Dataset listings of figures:
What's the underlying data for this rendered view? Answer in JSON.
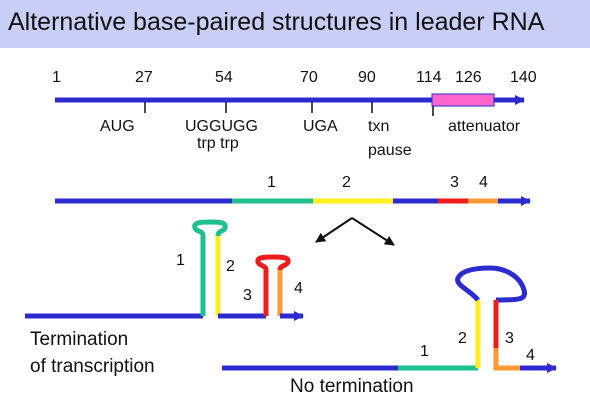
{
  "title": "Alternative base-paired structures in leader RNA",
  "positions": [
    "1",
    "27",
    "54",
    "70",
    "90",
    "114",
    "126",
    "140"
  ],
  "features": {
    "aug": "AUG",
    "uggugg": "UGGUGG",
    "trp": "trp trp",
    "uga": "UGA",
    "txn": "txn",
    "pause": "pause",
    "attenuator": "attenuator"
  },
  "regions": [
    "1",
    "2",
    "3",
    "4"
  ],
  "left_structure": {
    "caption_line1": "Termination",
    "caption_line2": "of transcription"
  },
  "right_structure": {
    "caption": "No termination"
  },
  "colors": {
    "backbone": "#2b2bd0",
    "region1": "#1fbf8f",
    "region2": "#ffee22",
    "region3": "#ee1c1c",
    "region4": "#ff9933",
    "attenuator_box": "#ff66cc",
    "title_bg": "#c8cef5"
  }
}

What to produce: Please write out all of the material above without changing a word, and omit any pictures.

Task output:
What's the underlying data for this rendered view? Answer in JSON.
{
  "title": "Alternative base-paired structures in leader RNA",
  "positions": [
    "1",
    "27",
    "54",
    "70",
    "90",
    "114",
    "126",
    "140"
  ],
  "features": {
    "aug": "AUG",
    "uggugg": "UGGUGG",
    "trp": "trp trp",
    "uga": "UGA",
    "txn": "txn",
    "pause": "pause",
    "attenuator": "attenuator"
  },
  "regions": [
    "1",
    "2",
    "3",
    "4"
  ],
  "left_structure": {
    "caption_line1": "Termination",
    "caption_line2": "of transcription"
  },
  "right_structure": {
    "caption": "No termination"
  },
  "colors": {
    "backbone": "#2b2bd0",
    "region1": "#1fbf8f",
    "region2": "#ffee22",
    "region3": "#ee1c1c",
    "region4": "#ff9933",
    "attenuator_box": "#ff66cc",
    "title_bg": "#c8cef5"
  }
}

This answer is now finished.